The exercise | Write each record again exactly as it stands.

=== Information given ===

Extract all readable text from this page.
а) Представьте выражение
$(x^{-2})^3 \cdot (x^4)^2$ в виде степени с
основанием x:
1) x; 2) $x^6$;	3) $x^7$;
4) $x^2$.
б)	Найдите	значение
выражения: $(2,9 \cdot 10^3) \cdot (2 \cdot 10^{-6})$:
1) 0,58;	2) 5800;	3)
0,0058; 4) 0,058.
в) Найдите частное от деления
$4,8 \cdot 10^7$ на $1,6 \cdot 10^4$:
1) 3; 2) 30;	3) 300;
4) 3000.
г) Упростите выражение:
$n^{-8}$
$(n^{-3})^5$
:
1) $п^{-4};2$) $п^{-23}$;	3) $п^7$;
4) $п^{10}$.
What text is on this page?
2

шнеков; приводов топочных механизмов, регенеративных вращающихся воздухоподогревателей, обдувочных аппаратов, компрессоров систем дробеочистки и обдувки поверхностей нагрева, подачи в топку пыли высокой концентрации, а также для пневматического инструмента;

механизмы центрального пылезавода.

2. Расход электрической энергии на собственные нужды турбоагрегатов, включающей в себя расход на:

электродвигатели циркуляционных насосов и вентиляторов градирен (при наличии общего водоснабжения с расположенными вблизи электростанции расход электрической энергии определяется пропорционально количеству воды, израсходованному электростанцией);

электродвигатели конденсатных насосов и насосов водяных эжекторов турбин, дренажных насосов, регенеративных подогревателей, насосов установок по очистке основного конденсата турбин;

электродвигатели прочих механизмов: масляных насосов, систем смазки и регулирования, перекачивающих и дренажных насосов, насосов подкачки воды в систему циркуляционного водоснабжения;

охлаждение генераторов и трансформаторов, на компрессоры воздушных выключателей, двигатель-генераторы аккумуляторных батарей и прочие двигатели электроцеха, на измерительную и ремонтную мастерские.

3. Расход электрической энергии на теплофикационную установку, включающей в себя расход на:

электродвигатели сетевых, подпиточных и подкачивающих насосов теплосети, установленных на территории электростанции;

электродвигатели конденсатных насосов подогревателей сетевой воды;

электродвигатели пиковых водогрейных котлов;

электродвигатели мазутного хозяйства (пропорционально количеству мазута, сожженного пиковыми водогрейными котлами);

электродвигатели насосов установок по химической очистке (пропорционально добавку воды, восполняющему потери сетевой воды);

===

Final result |
Extract all readable text from this page.
а) Представьте выражение
$(x^{-2})^3 \cdot (x^4)^2$ в виде степени с
основанием x:
1) x; 2) $x^6$;	3) $x^7$;
4) $x^2$.
б)	Найдите	значение
выражения: $(2,9 \cdot 10^3) \cdot (2 \cdot 10^{-6})$:
1) 0,58;	2) 5800;	3)
0,0058; 4) 0,058.
в) Найдите частное от деления
$4,8 \cdot 10^7$ на $1,6 \cdot 10^4$:
1) 3; 2) 30;	3) 300;
4) 3000.
г) Упростите выражение:
$n^{-8}$
$(n^{-3})^5$
:
1) $п^{-4};2$) $п^{-23}$;	3) $п^7$;
4) $п^{10}$.
What text is on this page?
2

шнеков; приводов топочных механизмов, регенеративных вращающихся воздухоподогревателей, обдувочных аппаратов, компрессоров систем дробеочистки и обдувки поверхностей нагрева, подачи в топку пыли высокой концентрации, а также для пневматического инструмента;

механизмы центрального пылезавода.

2. Расход электрической энергии на собственные нужды турбоагрегатов, включающей в себя расход на:

электродвигатели циркуляционных насосов и вентиляторов градирен (при наличии общего водоснабжения с расположенными вблизи электростанции расход электрической энергии определяется пропорционально количеству воды, израсходованному электростанцией);

электродвигатели конденсатных насосов и насосов водяных эжекторов турбин, дренажных насосов, регенеративных подогревателей, насосов установок по очистке основного конденсата турбин;

электродвигатели прочих механизмов: масляных насосов, систем смазки и регулирования, перекачивающих и дренажных насосов, насосов подкачки воды в систему циркуляционного водоснабжения;

охлаждение генераторов и трансформаторов, на компрессоры воздушных выключателей, двигатель-генераторы аккумуляторных батарей и прочие двигатели электроцеха, на измерительную и ремонтную мастерские.

3. Расход электрической энергии на теплофикационную установку, включающей в себя расход на:

электродвигатели сетевых, подпиточных и подкачивающих насосов теплосети, установленных на территории электростанции;

электродвигатели конденсатных насосов подогревателей сетевой воды;

электродвигатели пиковых водогрейных котлов;

электродвигатели мазутного хозяйства (пропорционально количеству мазута, сожженного пиковыми водогрейными котлами);

электродвигатели насосов установок по химической очистке (пропорционально добавку воды, восполняющему потери сетевой воды);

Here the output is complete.